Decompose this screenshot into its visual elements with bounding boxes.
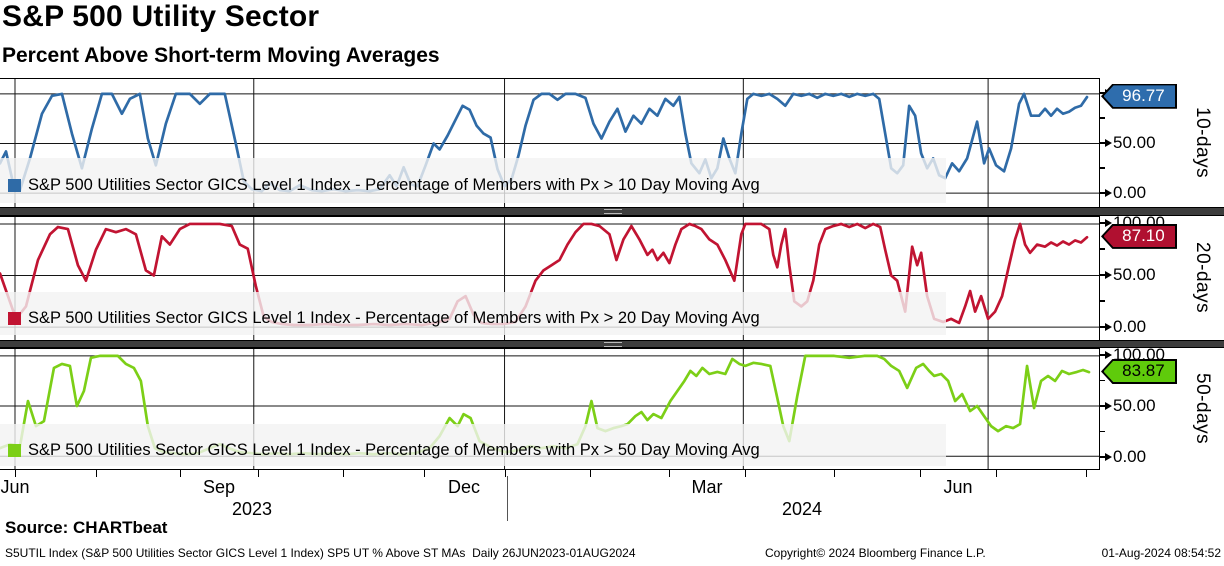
x-year-label: 2024: [781, 499, 823, 519]
y-tick: [1100, 142, 1108, 144]
footer-ticker-description: S5UTIL Index (S&P 500 Utilities Sector G…: [5, 546, 636, 560]
y-tick-arrow: [1105, 351, 1112, 359]
y-tick: [1100, 354, 1108, 356]
legend-10-days: S&P 500 Utilities Sector GICS Level 1 In…: [0, 158, 946, 203]
x-tick: [834, 470, 835, 477]
legend-20-days: S&P 500 Utilities Sector GICS Level 1 In…: [0, 292, 946, 335]
footer-timestamp: 01-Aug-2024 08:54:52: [1101, 546, 1221, 560]
panel-20-days: S&P 500 Utilities Sector GICS Level 1 In…: [0, 213, 1224, 340]
legend-label-10-days: S&P 500 Utilities Sector GICS Level 1 In…: [28, 176, 760, 194]
x-tick: [590, 470, 591, 477]
x-tick: [1086, 470, 1087, 477]
y-minor-tick: [1100, 430, 1105, 433]
legend-50-days: S&P 500 Utilities Sector GICS Level 1 In…: [0, 424, 946, 466]
y-tick-arrow: [1105, 271, 1112, 279]
x-month-label: Jun: [943, 477, 973, 497]
y-tick-arrow: [1105, 402, 1112, 410]
last-value-10-days: 96.77: [1122, 86, 1165, 106]
legend-label-50-days: S&P 500 Utilities Sector GICS Level 1 In…: [28, 440, 760, 459]
panel-divider: [0, 340, 1224, 348]
x-tick: [996, 470, 997, 477]
y-minor-tick: [1100, 248, 1105, 250]
y-minor-tick: [1100, 117, 1105, 119]
panel-divider: [0, 207, 1224, 216]
panel-axis-label-10-days: 10-days: [1192, 106, 1213, 179]
x-month-label: Mar: [691, 477, 723, 497]
page-subtitle: Percent Above Short-term Moving Averages: [2, 44, 440, 67]
last-value-tag-20-days: 87.10: [1101, 223, 1177, 249]
panel-10-days: S&P 500 Utilities Sector GICS Level 1 In…: [0, 78, 1224, 207]
panel-axis-label-20-days: 20-days: [1192, 242, 1213, 314]
divider-grip-handle[interactable]: [604, 342, 622, 347]
y-tick-arrow: [1105, 189, 1112, 197]
x-tick: [745, 470, 746, 477]
legend-swatch-20-days: [8, 312, 21, 325]
legend-swatch-50-days: [8, 443, 21, 457]
page-title: S&P 500 Utility Sector: [2, 0, 320, 33]
divider-grip-handle[interactable]: [604, 209, 622, 214]
source-credit: Source: CHARTbeat: [5, 518, 168, 537]
last-value-tag-10-days: 96.77: [1101, 83, 1177, 109]
x-month-label: Jun: [0, 477, 30, 497]
x-month-label: Dec: [447, 477, 480, 497]
y-tick-arrow: [1105, 323, 1112, 331]
panel-50-days: S&P 500 Utilities Sector GICS Level 1 In…: [0, 345, 1224, 470]
y-minor-tick: [1100, 167, 1105, 169]
last-value-20-days: 87.10: [1122, 226, 1165, 246]
footer-copyright: Copyright© 2024 Bloomberg Finance L.P.: [765, 546, 986, 560]
y-minor-tick: [1100, 379, 1105, 382]
last-value-tag-50-days: 83.87: [1101, 358, 1177, 384]
legend-label-20-days: S&P 500 Utilities Sector GICS Level 1 In…: [28, 309, 760, 327]
x-axis: Jun Sep Dec Mar Jun 2023 2024: [0, 470, 1224, 526]
y-tick: [1100, 192, 1108, 194]
panel-axis-label-50-days: 50-days: [1192, 373, 1213, 445]
last-value-50-days: 83.87: [1122, 361, 1165, 381]
year-divider-line: [507, 476, 508, 521]
x-tick: [920, 470, 921, 477]
y-tick: [1100, 222, 1108, 224]
legend-swatch-10-days: [8, 179, 21, 192]
y-tick-label: 50.00: [1113, 133, 1156, 152]
y-tick-arrow: [1105, 453, 1112, 461]
y-tick: [1100, 456, 1108, 458]
x-tick: [505, 470, 506, 477]
y-tick: [1100, 405, 1108, 407]
y-tick-label: 0.00: [1113, 317, 1147, 336]
x-tick: [669, 470, 670, 477]
y-tick-label: 0.00: [1113, 183, 1147, 202]
x-tick: [258, 470, 259, 477]
y-tick-arrow: [1105, 139, 1112, 147]
y-minor-tick: [1100, 300, 1105, 302]
x-tick: [343, 470, 344, 477]
y-tick-label: 50.00: [1113, 396, 1156, 415]
y-tick-label: 50.00: [1113, 265, 1156, 284]
y-tick: [1100, 326, 1108, 328]
x-tick: [424, 470, 425, 477]
x-month-label: Sep: [202, 477, 236, 497]
x-tick: [15, 470, 16, 477]
x-tick: [180, 470, 181, 477]
y-tick: [1100, 274, 1108, 276]
x-year-label: 2023: [231, 499, 273, 519]
x-tick: [96, 470, 97, 477]
y-tick-label: 0.00: [1113, 447, 1147, 466]
footer-bar: S5UTIL Index (S&P 500 Utilities Sector G…: [0, 546, 1224, 564]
--
Task statement | Print the entire listing above again line for line, with no changes, and leave the picture out.

Result of the exercise |
Decompose this screenshot into its visual elements with bounding boxes.
x-year-label: 2024: [781, 499, 823, 519]
y-tick: [1100, 142, 1108, 144]
footer-ticker-description: S5UTIL Index (S&P 500 Utilities Sector G…: [5, 546, 636, 560]
y-tick-arrow: [1105, 351, 1112, 359]
y-tick: [1100, 354, 1108, 356]
legend-10-days: S&P 500 Utilities Sector GICS Level 1 In…: [0, 158, 946, 203]
x-tick: [834, 470, 835, 477]
legend-20-days: S&P 500 Utilities Sector GICS Level 1 In…: [0, 292, 946, 335]
footer-timestamp: 01-Aug-2024 08:54:52: [1101, 546, 1221, 560]
panel-20-days: S&P 500 Utilities Sector GICS Level 1 In…: [0, 213, 1224, 340]
legend-label-10-days: S&P 500 Utilities Sector GICS Level 1 In…: [28, 176, 760, 194]
x-tick: [590, 470, 591, 477]
x-tick: [1086, 470, 1087, 477]
y-minor-tick: [1100, 430, 1105, 433]
legend-50-days: S&P 500 Utilities Sector GICS Level 1 In…: [0, 424, 946, 466]
y-tick-arrow: [1105, 271, 1112, 279]
x-month-label: Jun: [943, 477, 973, 497]
y-tick-arrow: [1105, 402, 1112, 410]
last-value-10-days: 96.77: [1122, 86, 1165, 106]
legend-label-50-days: S&P 500 Utilities Sector GICS Level 1 In…: [28, 440, 760, 459]
panel-divider: [0, 340, 1224, 348]
x-tick: [996, 470, 997, 477]
y-minor-tick: [1100, 248, 1105, 250]
y-minor-tick: [1100, 117, 1105, 119]
panel-divider: [0, 207, 1224, 216]
panel-axis-label-10-days: 10-days: [1192, 106, 1213, 179]
x-month-label: Mar: [691, 477, 723, 497]
page-subtitle: Percent Above Short-term Moving Averages: [2, 44, 440, 67]
last-value-tag-20-days: 87.10: [1101, 223, 1177, 249]
panel-10-days: S&P 500 Utilities Sector GICS Level 1 In…: [0, 78, 1224, 207]
panel-axis-label-20-days: 20-days: [1192, 242, 1213, 314]
divider-grip-handle[interactable]: [604, 342, 622, 347]
y-tick-arrow: [1105, 189, 1112, 197]
x-tick: [745, 470, 746, 477]
legend-swatch-20-days: [8, 312, 21, 325]
legend-swatch-50-days: [8, 443, 21, 457]
page-title: S&P 500 Utility Sector: [2, 0, 320, 33]
divider-grip-handle[interactable]: [604, 209, 622, 214]
source-credit: Source: CHARTbeat: [5, 518, 168, 537]
last-value-tag-10-days: 96.77: [1101, 83, 1177, 109]
x-month-label: Jun: [0, 477, 30, 497]
x-month-label: Dec: [447, 477, 480, 497]
y-tick-arrow: [1105, 323, 1112, 331]
panel-50-days: S&P 500 Utilities Sector GICS Level 1 In…: [0, 345, 1224, 470]
y-minor-tick: [1100, 167, 1105, 169]
last-value-20-days: 87.10: [1122, 226, 1165, 246]
footer-copyright: Copyright© 2024 Bloomberg Finance L.P.: [765, 546, 986, 560]
y-minor-tick: [1100, 379, 1105, 382]
last-value-tag-50-days: 83.87: [1101, 358, 1177, 384]
legend-label-20-days: S&P 500 Utilities Sector GICS Level 1 In…: [28, 309, 760, 327]
x-axis: Jun Sep Dec Mar Jun 2023 2024: [0, 470, 1224, 526]
y-tick: [1100, 192, 1108, 194]
panel-axis-label-50-days: 50-days: [1192, 373, 1213, 445]
last-value-50-days: 83.87: [1122, 361, 1165, 381]
year-divider-line: [507, 476, 508, 521]
x-tick: [920, 470, 921, 477]
y-tick: [1100, 222, 1108, 224]
legend-swatch-10-days: [8, 179, 21, 192]
y-tick-label: 50.00: [1113, 133, 1156, 152]
y-tick-arrow: [1105, 453, 1112, 461]
y-tick: [1100, 456, 1108, 458]
x-tick: [505, 470, 506, 477]
y-tick: [1100, 405, 1108, 407]
y-tick-label: 0.00: [1113, 317, 1147, 336]
x-tick: [669, 470, 670, 477]
y-tick-label: 0.00: [1113, 183, 1147, 202]
x-tick: [258, 470, 259, 477]
y-tick-arrow: [1105, 139, 1112, 147]
y-minor-tick: [1100, 300, 1105, 302]
x-tick: [343, 470, 344, 477]
y-tick-label: 50.00: [1113, 396, 1156, 415]
y-tick-label: 50.00: [1113, 265, 1156, 284]
y-tick: [1100, 326, 1108, 328]
x-tick: [424, 470, 425, 477]
x-month-label: Sep: [202, 477, 236, 497]
x-tick: [15, 470, 16, 477]
x-tick: [180, 470, 181, 477]
y-tick: [1100, 274, 1108, 276]
x-year-label: 2023: [231, 499, 273, 519]
x-tick: [96, 470, 97, 477]
y-tick-label: 0.00: [1113, 447, 1147, 466]
footer-bar: S5UTIL Index (S&P 500 Utilities Sector G…: [0, 546, 1224, 564]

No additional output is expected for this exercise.